## AIM OF THE TASK:
Each entry below is to be extracted exactly.

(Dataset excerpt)
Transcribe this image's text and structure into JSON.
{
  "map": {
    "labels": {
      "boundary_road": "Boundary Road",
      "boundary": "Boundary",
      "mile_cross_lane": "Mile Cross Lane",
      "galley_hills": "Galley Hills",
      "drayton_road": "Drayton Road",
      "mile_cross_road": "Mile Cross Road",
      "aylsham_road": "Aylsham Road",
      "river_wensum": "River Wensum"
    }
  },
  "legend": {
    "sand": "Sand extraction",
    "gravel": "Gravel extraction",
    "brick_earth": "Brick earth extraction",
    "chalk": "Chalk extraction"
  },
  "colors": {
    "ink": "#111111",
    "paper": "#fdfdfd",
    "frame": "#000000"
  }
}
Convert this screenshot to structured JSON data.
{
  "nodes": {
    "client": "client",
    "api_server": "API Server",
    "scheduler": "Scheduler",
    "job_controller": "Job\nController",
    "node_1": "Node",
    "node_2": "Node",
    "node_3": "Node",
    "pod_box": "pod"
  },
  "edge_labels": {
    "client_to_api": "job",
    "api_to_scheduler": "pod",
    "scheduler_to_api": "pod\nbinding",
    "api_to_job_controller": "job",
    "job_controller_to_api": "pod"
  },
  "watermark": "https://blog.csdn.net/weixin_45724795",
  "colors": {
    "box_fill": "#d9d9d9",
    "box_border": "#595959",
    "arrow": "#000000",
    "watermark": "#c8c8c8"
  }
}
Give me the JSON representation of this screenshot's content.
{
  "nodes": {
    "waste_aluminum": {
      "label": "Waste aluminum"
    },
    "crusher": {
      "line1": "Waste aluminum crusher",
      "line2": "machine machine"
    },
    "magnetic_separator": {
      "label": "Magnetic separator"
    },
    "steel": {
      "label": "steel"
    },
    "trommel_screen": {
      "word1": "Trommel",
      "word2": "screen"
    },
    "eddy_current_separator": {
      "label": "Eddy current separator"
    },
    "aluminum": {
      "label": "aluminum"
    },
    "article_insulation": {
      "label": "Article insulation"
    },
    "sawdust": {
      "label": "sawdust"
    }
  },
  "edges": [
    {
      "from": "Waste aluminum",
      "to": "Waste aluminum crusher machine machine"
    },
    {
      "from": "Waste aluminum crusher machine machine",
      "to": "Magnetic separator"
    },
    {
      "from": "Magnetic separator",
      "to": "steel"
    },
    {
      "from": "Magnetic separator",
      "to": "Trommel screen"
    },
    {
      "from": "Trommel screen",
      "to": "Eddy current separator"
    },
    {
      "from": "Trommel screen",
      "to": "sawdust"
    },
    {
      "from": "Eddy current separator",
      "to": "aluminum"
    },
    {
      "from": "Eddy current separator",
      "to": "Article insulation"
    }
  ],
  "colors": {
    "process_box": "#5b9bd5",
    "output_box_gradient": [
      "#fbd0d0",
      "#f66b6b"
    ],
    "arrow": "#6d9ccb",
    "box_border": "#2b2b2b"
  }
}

## RESULT OF THE TASK:
Transcribe this image's text and structure into JSON.
{
  "map": {
    "labels": {
      "boundary_road": "Boundary Road",
      "boundary": "Boundary",
      "mile_cross_lane": "Mile Cross Lane",
      "galley_hills": "Galley Hills",
      "drayton_road": "Drayton Road",
      "mile_cross_road": "Mile Cross Road",
      "aylsham_road": "Aylsham Road",
      "river_wensum": "River Wensum"
    }
  },
  "legend": {
    "sand": "Sand extraction",
    "gravel": "Gravel extraction",
    "brick_earth": "Brick earth extraction",
    "chalk": "Chalk extraction"
  },
  "colors": {
    "ink": "#111111",
    "paper": "#fdfdfd",
    "frame": "#000000"
  }
}
Convert this screenshot to structured JSON data.
{
  "nodes": {
    "client": "client",
    "api_server": "API Server",
    "scheduler": "Scheduler",
    "job_controller": "Job\nController",
    "node_1": "Node",
    "node_2": "Node",
    "node_3": "Node",
    "pod_box": "pod"
  },
  "edge_labels": {
    "client_to_api": "job",
    "api_to_scheduler": "pod",
    "scheduler_to_api": "pod\nbinding",
    "api_to_job_controller": "job",
    "job_controller_to_api": "pod"
  },
  "watermark": "https://blog.csdn.net/weixin_45724795",
  "colors": {
    "box_fill": "#d9d9d9",
    "box_border": "#595959",
    "arrow": "#000000",
    "watermark": "#c8c8c8"
  }
}
Give me the JSON representation of this screenshot's content.
{
  "nodes": {
    "waste_aluminum": {
      "label": "Waste aluminum"
    },
    "crusher": {
      "line1": "Waste aluminum crusher",
      "line2": "machine machine"
    },
    "magnetic_separator": {
      "label": "Magnetic separator"
    },
    "steel": {
      "label": "steel"
    },
    "trommel_screen": {
      "word1": "Trommel",
      "word2": "screen"
    },
    "eddy_current_separator": {
      "label": "Eddy current separator"
    },
    "aluminum": {
      "label": "aluminum"
    },
    "article_insulation": {
      "label": "Article insulation"
    },
    "sawdust": {
      "label": "sawdust"
    }
  },
  "edges": [
    {
      "from": "Waste aluminum",
      "to": "Waste aluminum crusher machine machine"
    },
    {
      "from": "Waste aluminum crusher machine machine",
      "to": "Magnetic separator"
    },
    {
      "from": "Magnetic separator",
      "to": "steel"
    },
    {
      "from": "Magnetic separator",
      "to": "Trommel screen"
    },
    {
      "from": "Trommel screen",
      "to": "Eddy current separator"
    },
    {
      "from": "Trommel screen",
      "to": "sawdust"
    },
    {
      "from": "Eddy current separator",
      "to": "aluminum"
    },
    {
      "from": "Eddy current separator",
      "to": "Article insulation"
    }
  ],
  "colors": {
    "process_box": "#5b9bd5",
    "output_box_gradient": [
      "#fbd0d0",
      "#f66b6b"
    ],
    "arrow": "#6d9ccb",
    "box_border": "#2b2b2b"
  }
}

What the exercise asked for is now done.